Dataset items
+++

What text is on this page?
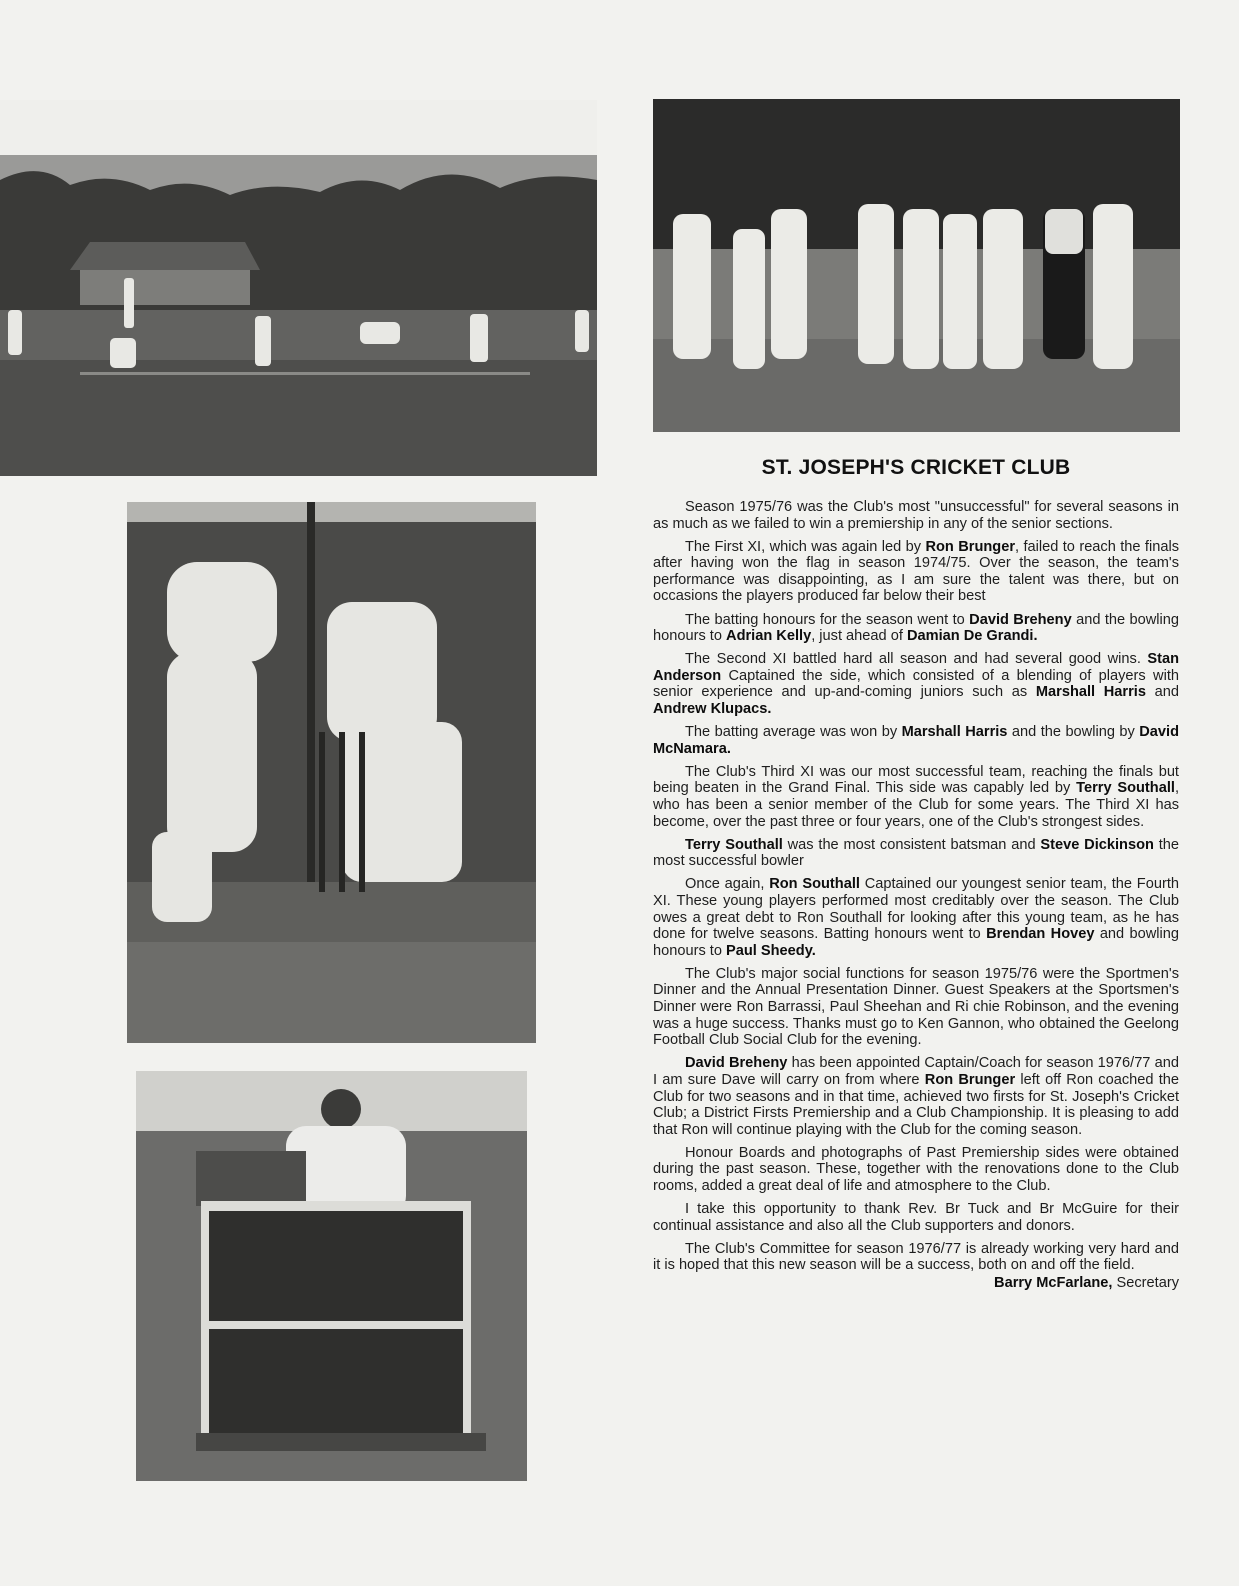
ST. JOSEPH'S CRICKET CLUB

Season 1975/76 was the Club's most "unsuccessful" for several seasons in as much as we failed to win a premiership in any of the senior sections.

The First XI, which was again led by Ron Brunger, failed to reach the finals after having won the flag in season 1974/75. Over the season, the team's performance was disappointing, as I am sure the talent was there, but on occasions the players produced far below their best

The batting honours for the season went to David Breheny and the bowling honours to Adrian Kelly, just ahead of Damian De Grandi.

The Second XI battled hard all season and had several good wins. Stan Anderson Captained the side, which consisted of a blending of players with senior experience and up-and-coming juniors such as Marshall Harris and Andrew Klupacs.

The batting average was won by Marshall Harris and the bowling by David McNamara.

The Club's Third XI was our most successful team, reaching the finals but being beaten in the Grand Final. This side was capably led by Terry Southall, who has been a senior member of the Club for some years. The Third XI has become, over the past three or four years, one of the Club's strongest sides.

Terry Southall was the most consistent batsman and Steve Dickinson the most successful bowler

Once again, Ron Southall Captained our youngest senior team, the Fourth XI. These young players performed most creditably over the season. The Club owes a great debt to Ron Southall for looking after this young team, as he has done for twelve seasons. Batting honours went to Brendan Hovey and bowling honours to Paul Sheedy.

The Club's major social functions for season 1975/76 were the Sportmen's Dinner and the Annual Presentation Dinner. Guest Speakers at the Sportsmen's Dinner were Ron Barrassi, Paul Sheehan and Ri chie Robinson, and the evening was a huge success. Thanks must go to Ken Gannon, who obtained the Geelong Football Club Social Club for the evening.

David Breheny has been appointed Captain/Coach for season 1976/77 and I am sure Dave will carry on from where Ron Brunger left off Ron coached the Club for two seasons and in that time, achieved two firsts for St. Joseph's Cricket Club; a District Firsts Premiership and a Club Championship. It is pleasing to add that Ron will continue playing with the Club for the coming season.

Honour Boards and photographs of Past Premiership sides were obtained during the past season. These, together with the renovations done to the Club rooms, added a great deal of life and atmosphere to the Club.

I take this opportunity to thank Rev. Br Tuck and Br McGuire for their continual assistance and also all the Club supporters and donors.

The Club's Committee for season 1976/77 is already working very hard and it is hoped that this new season will be a success, both on and off the field.

Barry McFarlane, Secretary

+++

- What is expected: Return every line of the preceding records in which the word "Harris" appears.

- Answer to this problem:
The Second XI battled hard all season and had several good wins. Stan Anderson Captained the side, which consisted of a blending of players with senior experience and up-and-coming juniors such as Marshall Harris and Andrew Klupacs.
The batting average was won by Marshall Harris and the bowling by David McNamara.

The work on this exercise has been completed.